Stated task:
Search the material for "content" and show all lines that contain it.

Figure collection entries
▬▬▬▬▬▬
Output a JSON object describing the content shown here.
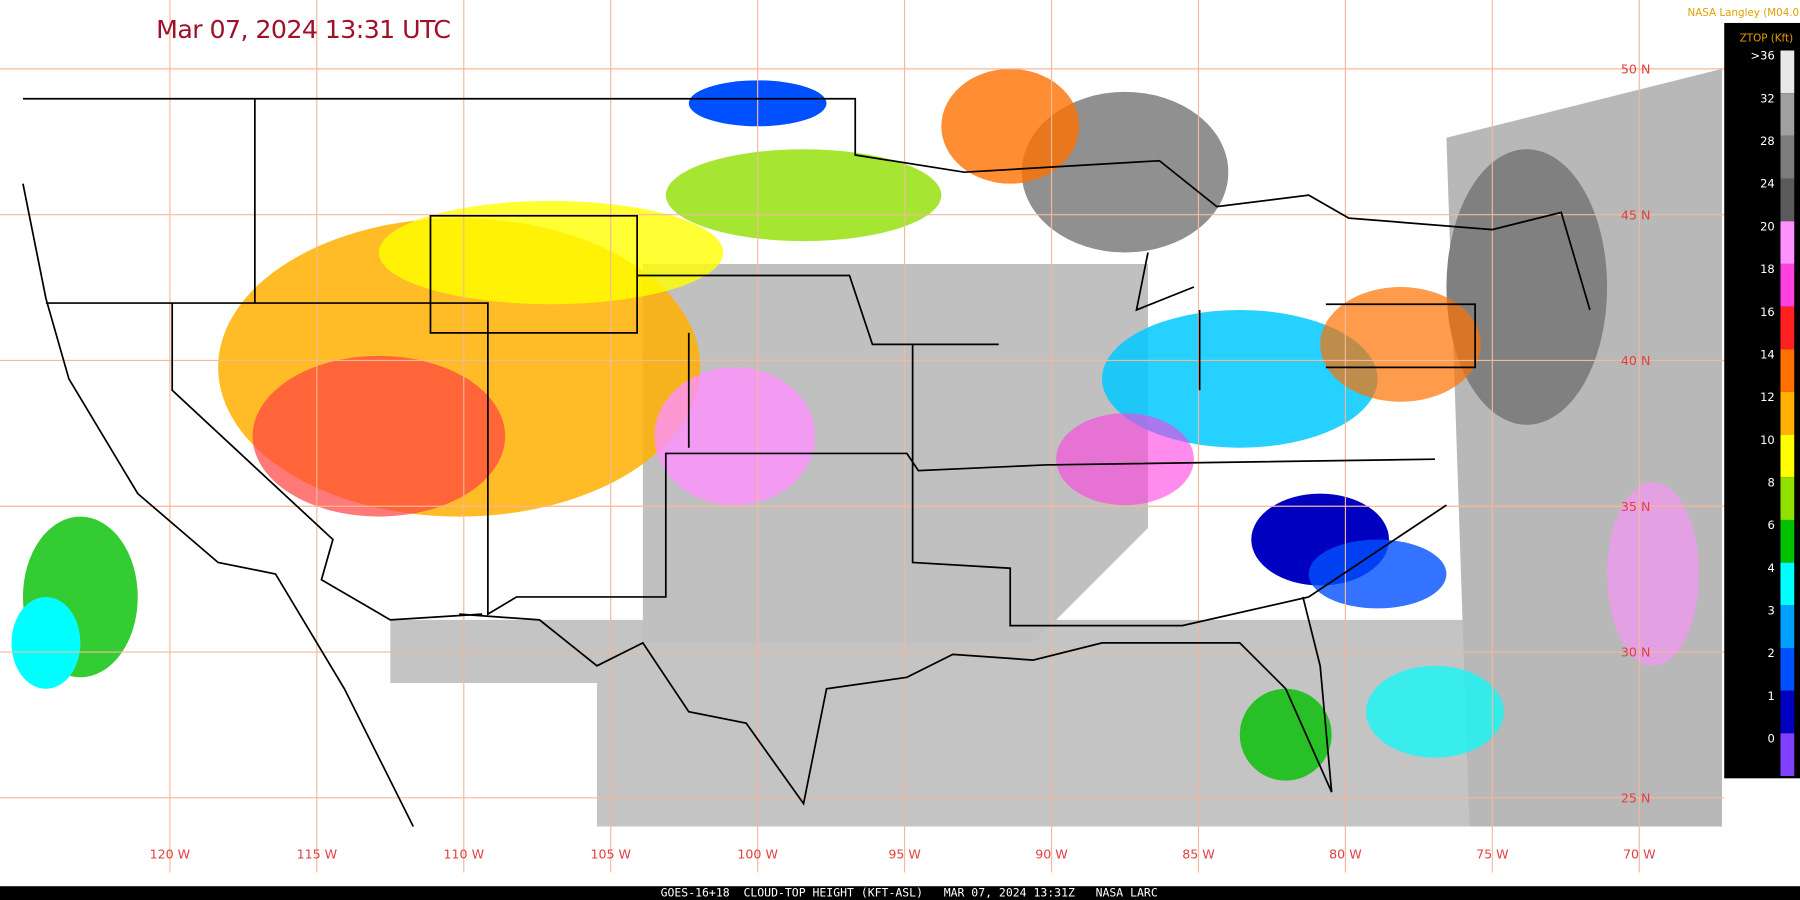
{
  "header": {
    "title": "Mar 07, 2024 13:31 UTC",
    "credit": "NASA Langley (M04.0)"
  },
  "legend": {
    "title": "ZTOP (Kft)",
    "items": [
      {
        "label": ">36",
        "color": "#e8e8e8"
      },
      {
        "label": "32",
        "color": "#a0a0a0"
      },
      {
        "label": "28",
        "color": "#7c7c7c"
      },
      {
        "label": "24",
        "color": "#5a5a5a"
      },
      {
        "label": "20",
        "color": "#ff90ff"
      },
      {
        "label": "18",
        "color": "#ff40e0"
      },
      {
        "label": "16",
        "color": "#ff2020"
      },
      {
        "label": "14",
        "color": "#ff7000"
      },
      {
        "label": "12",
        "color": "#ffb000"
      },
      {
        "label": "10",
        "color": "#ffff00"
      },
      {
        "label": "8",
        "color": "#90e000"
      },
      {
        "label": "6",
        "color": "#00c000"
      },
      {
        "label": "4",
        "color": "#00ffff"
      },
      {
        "label": "3",
        "color": "#00a0ff"
      },
      {
        "label": "2",
        "color": "#0050ff"
      },
      {
        "label": "1",
        "color": "#0000c0"
      },
      {
        "label": "0",
        "color": "#8040ff"
      }
    ]
  },
  "map": {
    "longitudes": [
      "120 W",
      "115 W",
      "110 W",
      "105 W",
      "100 W",
      "95 W",
      "90 W",
      "85 W",
      "80 W",
      "75 W",
      "70 W"
    ],
    "latitudes": [
      "50 N",
      "45 N",
      "40 N",
      "35 N",
      "30 N",
      "25 N"
    ]
  },
  "footer": {
    "caption": "GOES-16+18  CLOUD-TOP HEIGHT (KFT-ASL)   MAR 07, 2024 13:31Z   NASA LARC"
  }
}
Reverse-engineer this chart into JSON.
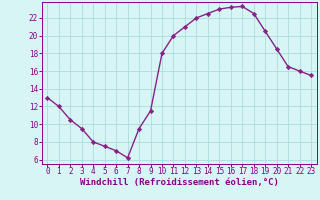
{
  "x": [
    0,
    1,
    2,
    3,
    4,
    5,
    6,
    7,
    8,
    9,
    10,
    11,
    12,
    13,
    14,
    15,
    16,
    17,
    18,
    19,
    20,
    21,
    22,
    23
  ],
  "y": [
    13,
    12,
    10.5,
    9.5,
    8,
    7.5,
    7,
    6.2,
    9.5,
    11.5,
    18,
    20,
    21,
    22,
    22.5,
    23,
    23.2,
    23.3,
    22.5,
    20.5,
    18.5,
    16.5,
    16,
    15.5
  ],
  "line_color": "#882288",
  "marker": "D",
  "marker_size": 2.2,
  "bg_color": "#d8f5f5",
  "grid_color": "#aadddd",
  "xlabel": "Windchill (Refroidissement éolien,°C)",
  "xlim": [
    -0.5,
    23.5
  ],
  "ylim": [
    5.5,
    23.8
  ],
  "yticks": [
    6,
    8,
    10,
    12,
    14,
    16,
    18,
    20,
    22
  ],
  "xticks": [
    0,
    1,
    2,
    3,
    4,
    5,
    6,
    7,
    8,
    9,
    10,
    11,
    12,
    13,
    14,
    15,
    16,
    17,
    18,
    19,
    20,
    21,
    22,
    23
  ],
  "tick_color": "#880088",
  "label_color": "#880088",
  "font_size_xlabel": 6.5,
  "font_size_ticks": 5.5
}
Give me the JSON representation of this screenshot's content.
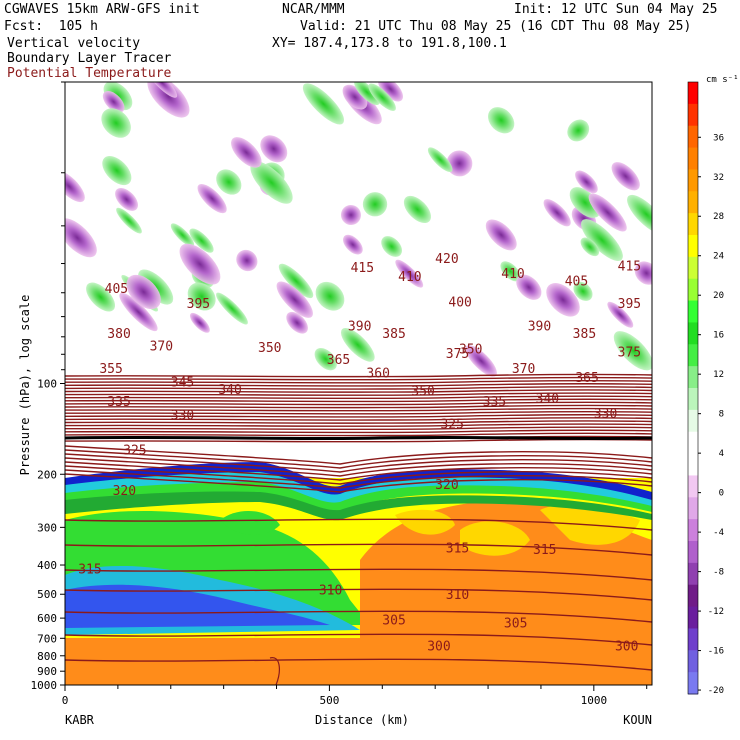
{
  "header": {
    "model": "CGWAVES 15km ARW-GFS init",
    "org": "NCAR/MMM",
    "init": "Init: 12 UTC Sun 04 May 25",
    "fcst": "Fcst:  105 h",
    "valid": "Valid: 21 UTC Thu 08 May 25 (16 CDT Thu 08 May 25)",
    "field1": "Vertical velocity",
    "xy": "XY= 187.4,173.8 to 191.8,100.1",
    "field2": "Boundary Layer Tracer",
    "field3": "Potential Temperature"
  },
  "colors": {
    "contour": "#8b1a1a",
    "title3": "#8b1a1a"
  },
  "chart_data": {
    "type": "heatmap",
    "ylabel": "Pressure (hPa), log scale",
    "xlabel": "Distance (km)",
    "x_start_label": "KABR",
    "x_end_label": "KOUN",
    "xlim": [
      0,
      1110
    ],
    "ylim": [
      1000,
      10
    ],
    "yscale": "log",
    "x_ticks": [
      0,
      500,
      1000
    ],
    "y_ticks": [
      100,
      200,
      300,
      400,
      500,
      600,
      700,
      800,
      900,
      1000
    ],
    "colorbar": {
      "unit": "cm s⁻¹",
      "labels": [
        "36",
        "32",
        "28",
        "24",
        "20",
        "16",
        "12",
        "8",
        "4",
        "0",
        "-4",
        "-8",
        "-12",
        "-16",
        "-20"
      ],
      "colors": [
        "#ff0000",
        "#ff3300",
        "#ff6600",
        "#ff8000",
        "#ff9900",
        "#ffb000",
        "#ffd700",
        "#ffff00",
        "#ccff33",
        "#99ff33",
        "#33ff33",
        "#22dd22",
        "#44ee44",
        "#88ee88",
        "#bbf5bb",
        "#e6fbe6",
        "#ffffff",
        "#ffffff",
        "#f2c8f2",
        "#e0a8e8",
        "#cc80dc",
        "#b060cc",
        "#9040b0",
        "#701c88",
        "#6a1e9e",
        "#6f3fcc",
        "#7060e0",
        "#7a7af0"
      ]
    },
    "theta_labels": [
      {
        "v": "405",
        "x": 75,
        "y": 130
      },
      {
        "v": "415",
        "x": 540,
        "y": 116
      },
      {
        "v": "420",
        "x": 700,
        "y": 110
      },
      {
        "v": "410",
        "x": 630,
        "y": 122
      },
      {
        "v": "410",
        "x": 825,
        "y": 120
      },
      {
        "v": "405",
        "x": 945,
        "y": 125
      },
      {
        "v": "415",
        "x": 1045,
        "y": 115
      },
      {
        "v": "395",
        "x": 230,
        "y": 140
      },
      {
        "v": "400",
        "x": 725,
        "y": 139
      },
      {
        "v": "395",
        "x": 1045,
        "y": 140
      },
      {
        "v": "380",
        "x": 80,
        "y": 160
      },
      {
        "v": "390",
        "x": 535,
        "y": 155
      },
      {
        "v": "390",
        "x": 875,
        "y": 155
      },
      {
        "v": "385",
        "x": 600,
        "y": 160
      },
      {
        "v": "385",
        "x": 960,
        "y": 160
      },
      {
        "v": "370",
        "x": 160,
        "y": 168
      },
      {
        "v": "350",
        "x": 365,
        "y": 169
      },
      {
        "v": "350",
        "x": 745,
        "y": 170
      },
      {
        "v": "375",
        "x": 720,
        "y": 173
      },
      {
        "v": "375",
        "x": 1045,
        "y": 172
      },
      {
        "v": "355",
        "x": 65,
        "y": 183
      },
      {
        "v": "365",
        "x": 495,
        "y": 177
      },
      {
        "v": "370",
        "x": 845,
        "y": 183
      },
      {
        "v": "360",
        "x": 570,
        "y": 186
      },
      {
        "v": "365",
        "x": 965,
        "y": 189
      },
      {
        "v": "345",
        "x": 200,
        "y": 192
      },
      {
        "v": "340",
        "x": 290,
        "y": 197
      },
      {
        "v": "350",
        "x": 655,
        "y": 198
      },
      {
        "v": "335",
        "x": 80,
        "y": 205
      },
      {
        "v": "335",
        "x": 790,
        "y": 205
      },
      {
        "v": "340",
        "x": 890,
        "y": 203
      },
      {
        "v": "330",
        "x": 200,
        "y": 214
      },
      {
        "v": "330",
        "x": 1000,
        "y": 213
      },
      {
        "v": "325",
        "x": 710,
        "y": 220
      },
      {
        "v": "325",
        "x": 110,
        "y": 237
      },
      {
        "v": "320",
        "x": 90,
        "y": 264
      },
      {
        "v": "320",
        "x": 700,
        "y": 260
      },
      {
        "v": "315",
        "x": 25,
        "y": 316
      },
      {
        "v": "315",
        "x": 720,
        "y": 302
      },
      {
        "v": "315",
        "x": 885,
        "y": 303
      },
      {
        "v": "310",
        "x": 480,
        "y": 330
      },
      {
        "v": "310",
        "x": 720,
        "y": 333
      },
      {
        "v": "305",
        "x": 600,
        "y": 350
      },
      {
        "v": "305",
        "x": 830,
        "y": 352
      },
      {
        "v": "300",
        "x": 685,
        "y": 367
      },
      {
        "v": "300",
        "x": 1040,
        "y": 367
      }
    ]
  }
}
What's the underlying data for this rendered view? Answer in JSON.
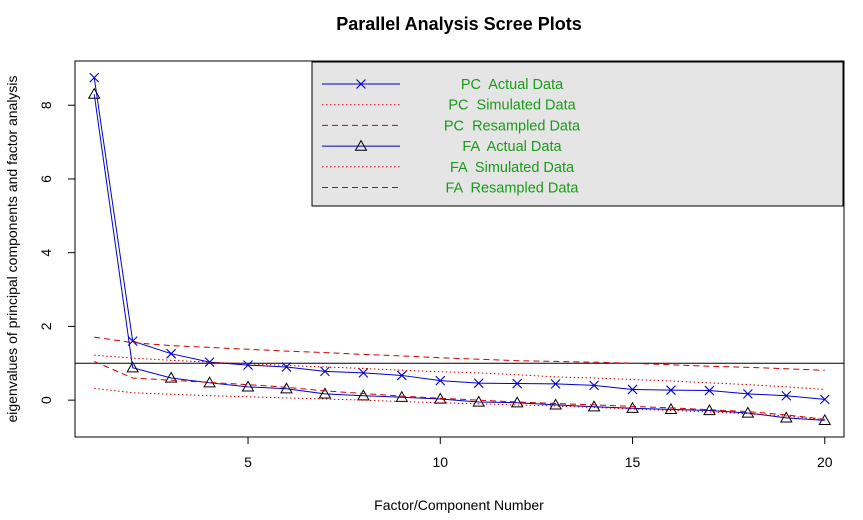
▬▬▬▬▬▬
Reply to the exercise:
Output a JSON object describing the content shown here.
Give me the JSON representation of this screenshot's content.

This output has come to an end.